[BEGIN Records for processing]
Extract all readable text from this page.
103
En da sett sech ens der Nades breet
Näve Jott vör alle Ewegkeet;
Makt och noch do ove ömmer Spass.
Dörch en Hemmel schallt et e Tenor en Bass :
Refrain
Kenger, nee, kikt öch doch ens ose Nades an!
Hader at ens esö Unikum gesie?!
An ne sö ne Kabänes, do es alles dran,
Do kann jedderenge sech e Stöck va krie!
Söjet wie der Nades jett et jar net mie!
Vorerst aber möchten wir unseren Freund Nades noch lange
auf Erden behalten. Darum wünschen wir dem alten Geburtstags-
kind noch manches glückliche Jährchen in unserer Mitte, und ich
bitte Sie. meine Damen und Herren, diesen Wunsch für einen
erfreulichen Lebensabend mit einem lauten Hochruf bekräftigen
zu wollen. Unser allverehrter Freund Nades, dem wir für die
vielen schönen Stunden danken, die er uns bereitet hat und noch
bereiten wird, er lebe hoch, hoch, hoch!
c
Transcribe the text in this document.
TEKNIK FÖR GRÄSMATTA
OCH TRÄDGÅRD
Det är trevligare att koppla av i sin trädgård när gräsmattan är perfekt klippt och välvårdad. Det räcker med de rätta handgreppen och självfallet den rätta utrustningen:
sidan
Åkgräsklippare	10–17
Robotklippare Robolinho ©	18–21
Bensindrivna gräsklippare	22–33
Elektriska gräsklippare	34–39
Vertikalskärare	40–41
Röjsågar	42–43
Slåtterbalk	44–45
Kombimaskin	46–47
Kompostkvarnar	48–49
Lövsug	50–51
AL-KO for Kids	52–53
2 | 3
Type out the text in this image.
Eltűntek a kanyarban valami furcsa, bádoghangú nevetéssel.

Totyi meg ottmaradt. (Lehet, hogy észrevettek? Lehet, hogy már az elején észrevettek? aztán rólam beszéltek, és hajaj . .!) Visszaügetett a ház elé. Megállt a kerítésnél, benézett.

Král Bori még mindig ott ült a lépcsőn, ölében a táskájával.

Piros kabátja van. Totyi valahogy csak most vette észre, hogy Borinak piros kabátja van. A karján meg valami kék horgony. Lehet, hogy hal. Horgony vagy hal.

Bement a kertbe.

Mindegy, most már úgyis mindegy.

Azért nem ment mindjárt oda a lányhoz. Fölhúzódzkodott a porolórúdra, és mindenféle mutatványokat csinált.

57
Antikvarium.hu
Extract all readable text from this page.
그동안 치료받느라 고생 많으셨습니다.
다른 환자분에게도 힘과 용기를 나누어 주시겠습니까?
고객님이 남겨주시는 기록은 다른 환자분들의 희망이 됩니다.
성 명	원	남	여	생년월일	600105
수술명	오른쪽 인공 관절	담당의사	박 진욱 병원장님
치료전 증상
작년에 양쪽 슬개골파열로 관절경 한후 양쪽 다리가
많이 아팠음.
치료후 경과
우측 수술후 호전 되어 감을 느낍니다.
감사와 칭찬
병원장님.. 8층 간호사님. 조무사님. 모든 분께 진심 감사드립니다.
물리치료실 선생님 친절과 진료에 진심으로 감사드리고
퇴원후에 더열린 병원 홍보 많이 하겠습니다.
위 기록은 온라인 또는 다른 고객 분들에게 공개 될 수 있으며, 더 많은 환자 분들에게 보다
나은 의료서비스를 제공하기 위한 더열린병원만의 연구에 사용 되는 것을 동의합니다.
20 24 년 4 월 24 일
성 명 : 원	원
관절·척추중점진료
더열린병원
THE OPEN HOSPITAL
[END Records for processing]
- **What you should do**
Output the line that contains "Type out the text in this image.", followed by every later line in the listing, with no line omitted and none added.

- **Exercise answer**
Type out the text in this image.
Eltűntek a kanyarban valami furcsa, bádoghangú nevetéssel.

Totyi meg ottmaradt. (Lehet, hogy észrevettek? Lehet, hogy már az elején észrevettek? aztán rólam beszéltek, és hajaj . .!) Visszaügetett a ház elé. Megállt a kerítésnél, benézett.

Král Bori még mindig ott ült a lépcsőn, ölében a táskájával.

Piros kabátja van. Totyi valahogy csak most vette észre, hogy Borinak piros kabátja van. A karján meg valami kék horgony. Lehet, hogy hal. Horgony vagy hal.

Bement a kertbe.

Mindegy, most már úgyis mindegy.

Azért nem ment mindjárt oda a lányhoz. Fölhúzódzkodott a porolórúdra, és mindenféle mutatványokat csinált.

57
Antikvarium.hu
Extract all readable text from this page.
그동안 치료받느라 고생 많으셨습니다.
다른 환자분에게도 힘과 용기를 나누어 주시겠습니까?
고객님이 남겨주시는 기록은 다른 환자분들의 희망이 됩니다.
성 명	원	남	여	생년월일	600105
수술명	오른쪽 인공 관절	담당의사	박 진욱 병원장님
치료전 증상
작년에 양쪽 슬개골파열로 관절경 한후 양쪽 다리가
많이 아팠음.
치료후 경과
우측 수술후 호전 되어 감을 느낍니다.
감사와 칭찬
병원장님.. 8층 간호사님. 조무사님. 모든 분께 진심 감사드립니다.
물리치료실 선생님 친절과 진료에 진심으로 감사드리고
퇴원후에 더열린 병원 홍보 많이 하겠습니다.
위 기록은 온라인 또는 다른 고객 분들에게 공개 될 수 있으며, 더 많은 환자 분들에게 보다
나은 의료서비스를 제공하기 위한 더열린병원만의 연구에 사용 되는 것을 동의합니다.
20 24 년 4 월 24 일
성 명 : 원	원
관절·척추중점진료
더열린병원
THE OPEN HOSPITAL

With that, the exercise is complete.